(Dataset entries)
(begin)

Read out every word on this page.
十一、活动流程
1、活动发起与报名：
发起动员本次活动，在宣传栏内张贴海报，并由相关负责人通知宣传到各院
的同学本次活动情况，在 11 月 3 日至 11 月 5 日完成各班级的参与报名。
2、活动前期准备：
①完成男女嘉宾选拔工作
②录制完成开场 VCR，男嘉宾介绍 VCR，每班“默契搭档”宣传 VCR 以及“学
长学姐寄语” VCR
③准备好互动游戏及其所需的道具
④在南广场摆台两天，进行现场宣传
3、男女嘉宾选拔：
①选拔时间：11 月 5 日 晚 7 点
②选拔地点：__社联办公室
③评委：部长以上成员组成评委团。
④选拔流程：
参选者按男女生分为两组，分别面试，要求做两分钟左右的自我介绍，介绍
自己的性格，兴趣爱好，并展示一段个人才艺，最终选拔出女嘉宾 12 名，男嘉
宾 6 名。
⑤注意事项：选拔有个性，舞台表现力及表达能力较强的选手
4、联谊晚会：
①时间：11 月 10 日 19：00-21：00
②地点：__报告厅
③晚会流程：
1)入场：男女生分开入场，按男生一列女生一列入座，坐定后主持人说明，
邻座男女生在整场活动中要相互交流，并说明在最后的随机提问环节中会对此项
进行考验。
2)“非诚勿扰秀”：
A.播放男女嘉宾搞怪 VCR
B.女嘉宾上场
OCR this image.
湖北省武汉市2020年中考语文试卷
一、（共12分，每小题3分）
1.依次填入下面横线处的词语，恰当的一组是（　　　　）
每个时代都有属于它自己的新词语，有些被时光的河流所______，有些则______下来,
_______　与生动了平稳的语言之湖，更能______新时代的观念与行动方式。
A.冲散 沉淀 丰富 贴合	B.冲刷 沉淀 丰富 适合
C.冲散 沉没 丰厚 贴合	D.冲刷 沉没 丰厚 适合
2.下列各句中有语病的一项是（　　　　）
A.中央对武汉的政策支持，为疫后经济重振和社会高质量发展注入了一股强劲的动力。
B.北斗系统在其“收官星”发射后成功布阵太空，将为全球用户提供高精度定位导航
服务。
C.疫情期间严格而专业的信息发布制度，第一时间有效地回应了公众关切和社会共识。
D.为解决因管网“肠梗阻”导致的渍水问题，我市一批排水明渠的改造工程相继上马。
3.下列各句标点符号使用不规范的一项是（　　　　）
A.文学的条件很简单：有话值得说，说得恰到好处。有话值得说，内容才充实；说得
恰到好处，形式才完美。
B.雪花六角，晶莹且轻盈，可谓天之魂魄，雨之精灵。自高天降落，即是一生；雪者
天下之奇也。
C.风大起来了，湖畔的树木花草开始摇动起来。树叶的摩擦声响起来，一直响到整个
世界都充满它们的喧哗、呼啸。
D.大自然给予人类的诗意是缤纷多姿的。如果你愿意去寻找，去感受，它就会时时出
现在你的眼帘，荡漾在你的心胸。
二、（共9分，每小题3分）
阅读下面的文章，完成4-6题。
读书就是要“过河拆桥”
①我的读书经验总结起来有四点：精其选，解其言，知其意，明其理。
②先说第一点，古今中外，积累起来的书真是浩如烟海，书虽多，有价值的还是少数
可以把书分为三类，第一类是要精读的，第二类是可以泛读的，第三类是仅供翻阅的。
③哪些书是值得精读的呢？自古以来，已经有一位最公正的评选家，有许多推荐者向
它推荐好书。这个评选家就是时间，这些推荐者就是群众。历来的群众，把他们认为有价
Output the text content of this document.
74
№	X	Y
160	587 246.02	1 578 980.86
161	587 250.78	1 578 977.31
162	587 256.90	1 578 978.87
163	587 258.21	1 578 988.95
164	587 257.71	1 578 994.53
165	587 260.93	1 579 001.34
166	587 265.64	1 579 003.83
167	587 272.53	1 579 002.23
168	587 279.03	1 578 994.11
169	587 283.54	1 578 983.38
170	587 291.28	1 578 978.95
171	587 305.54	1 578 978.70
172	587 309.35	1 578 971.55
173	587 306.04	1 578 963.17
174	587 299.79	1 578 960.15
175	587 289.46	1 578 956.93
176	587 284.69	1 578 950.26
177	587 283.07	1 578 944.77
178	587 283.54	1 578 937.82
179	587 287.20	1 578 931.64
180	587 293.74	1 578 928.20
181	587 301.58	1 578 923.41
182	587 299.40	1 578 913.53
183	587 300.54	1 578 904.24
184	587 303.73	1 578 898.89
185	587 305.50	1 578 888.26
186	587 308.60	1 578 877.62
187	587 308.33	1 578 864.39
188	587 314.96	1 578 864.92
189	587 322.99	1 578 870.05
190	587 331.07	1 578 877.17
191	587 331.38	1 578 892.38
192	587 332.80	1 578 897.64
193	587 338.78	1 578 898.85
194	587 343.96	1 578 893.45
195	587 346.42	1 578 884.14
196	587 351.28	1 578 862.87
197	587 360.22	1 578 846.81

(end)

■ CHALLENGE
All of the data must be returned exactly.

■ TASK SOLUTION
Read out every word on this page.
十一、活动流程
1、活动发起与报名：
发起动员本次活动，在宣传栏内张贴海报，并由相关负责人通知宣传到各院
的同学本次活动情况，在 11 月 3 日至 11 月 5 日完成各班级的参与报名。
2、活动前期准备：
①完成男女嘉宾选拔工作
②录制完成开场 VCR，男嘉宾介绍 VCR，每班“默契搭档”宣传 VCR 以及“学
长学姐寄语” VCR
③准备好互动游戏及其所需的道具
④在南广场摆台两天，进行现场宣传
3、男女嘉宾选拔：
①选拔时间：11 月 5 日 晚 7 点
②选拔地点：__社联办公室
③评委：部长以上成员组成评委团。
④选拔流程：
参选者按男女生分为两组，分别面试，要求做两分钟左右的自我介绍，介绍
自己的性格，兴趣爱好，并展示一段个人才艺，最终选拔出女嘉宾 12 名，男嘉
宾 6 名。
⑤注意事项：选拔有个性，舞台表现力及表达能力较强的选手
4、联谊晚会：
①时间：11 月 10 日 19：00-21：00
②地点：__报告厅
③晚会流程：
1)入场：男女生分开入场，按男生一列女生一列入座，坐定后主持人说明，
邻座男女生在整场活动中要相互交流，并说明在最后的随机提问环节中会对此项
进行考验。
2)“非诚勿扰秀”：
A.播放男女嘉宾搞怪 VCR
B.女嘉宾上场
OCR this image.
湖北省武汉市2020年中考语文试卷
一、（共12分，每小题3分）
1.依次填入下面横线处的词语，恰当的一组是（　　　　）
每个时代都有属于它自己的新词语，有些被时光的河流所______，有些则______下来,
_______　与生动了平稳的语言之湖，更能______新时代的观念与行动方式。
A.冲散 沉淀 丰富 贴合	B.冲刷 沉淀 丰富 适合
C.冲散 沉没 丰厚 贴合	D.冲刷 沉没 丰厚 适合
2.下列各句中有语病的一项是（　　　　）
A.中央对武汉的政策支持，为疫后经济重振和社会高质量发展注入了一股强劲的动力。
B.北斗系统在其“收官星”发射后成功布阵太空，将为全球用户提供高精度定位导航
服务。
C.疫情期间严格而专业的信息发布制度，第一时间有效地回应了公众关切和社会共识。
D.为解决因管网“肠梗阻”导致的渍水问题，我市一批排水明渠的改造工程相继上马。
3.下列各句标点符号使用不规范的一项是（　　　　）
A.文学的条件很简单：有话值得说，说得恰到好处。有话值得说，内容才充实；说得
恰到好处，形式才完美。
B.雪花六角，晶莹且轻盈，可谓天之魂魄，雨之精灵。自高天降落，即是一生；雪者
天下之奇也。
C.风大起来了，湖畔的树木花草开始摇动起来。树叶的摩擦声响起来，一直响到整个
世界都充满它们的喧哗、呼啸。
D.大自然给予人类的诗意是缤纷多姿的。如果你愿意去寻找，去感受，它就会时时出
现在你的眼帘，荡漾在你的心胸。
二、（共9分，每小题3分）
阅读下面的文章，完成4-6题。
读书就是要“过河拆桥”
①我的读书经验总结起来有四点：精其选，解其言，知其意，明其理。
②先说第一点，古今中外，积累起来的书真是浩如烟海，书虽多，有价值的还是少数
可以把书分为三类，第一类是要精读的，第二类是可以泛读的，第三类是仅供翻阅的。
③哪些书是值得精读的呢？自古以来，已经有一位最公正的评选家，有许多推荐者向
它推荐好书。这个评选家就是时间，这些推荐者就是群众。历来的群众，把他们认为有价
Output the text content of this document.
74
№	X	Y
160	587 246.02	1 578 980.86
161	587 250.78	1 578 977.31
162	587 256.90	1 578 978.87
163	587 258.21	1 578 988.95
164	587 257.71	1 578 994.53
165	587 260.93	1 579 001.34
166	587 265.64	1 579 003.83
167	587 272.53	1 579 002.23
168	587 279.03	1 578 994.11
169	587 283.54	1 578 983.38
170	587 291.28	1 578 978.95
171	587 305.54	1 578 978.70
172	587 309.35	1 578 971.55
173	587 306.04	1 578 963.17
174	587 299.79	1 578 960.15
175	587 289.46	1 578 956.93
176	587 284.69	1 578 950.26
177	587 283.07	1 578 944.77
178	587 283.54	1 578 937.82
179	587 287.20	1 578 931.64
180	587 293.74	1 578 928.20
181	587 301.58	1 578 923.41
182	587 299.40	1 578 913.53
183	587 300.54	1 578 904.24
184	587 303.73	1 578 898.89
185	587 305.50	1 578 888.26
186	587 308.60	1 578 877.62
187	587 308.33	1 578 864.39
188	587 314.96	1 578 864.92
189	587 322.99	1 578 870.05
190	587 331.07	1 578 877.17
191	587 331.38	1 578 892.38
192	587 332.80	1 578 897.64
193	587 338.78	1 578 898.85
194	587 343.96	1 578 893.45
195	587 346.42	1 578 884.14
196	587 351.28	1 578 862.87
197	587 360.22	1 578 846.81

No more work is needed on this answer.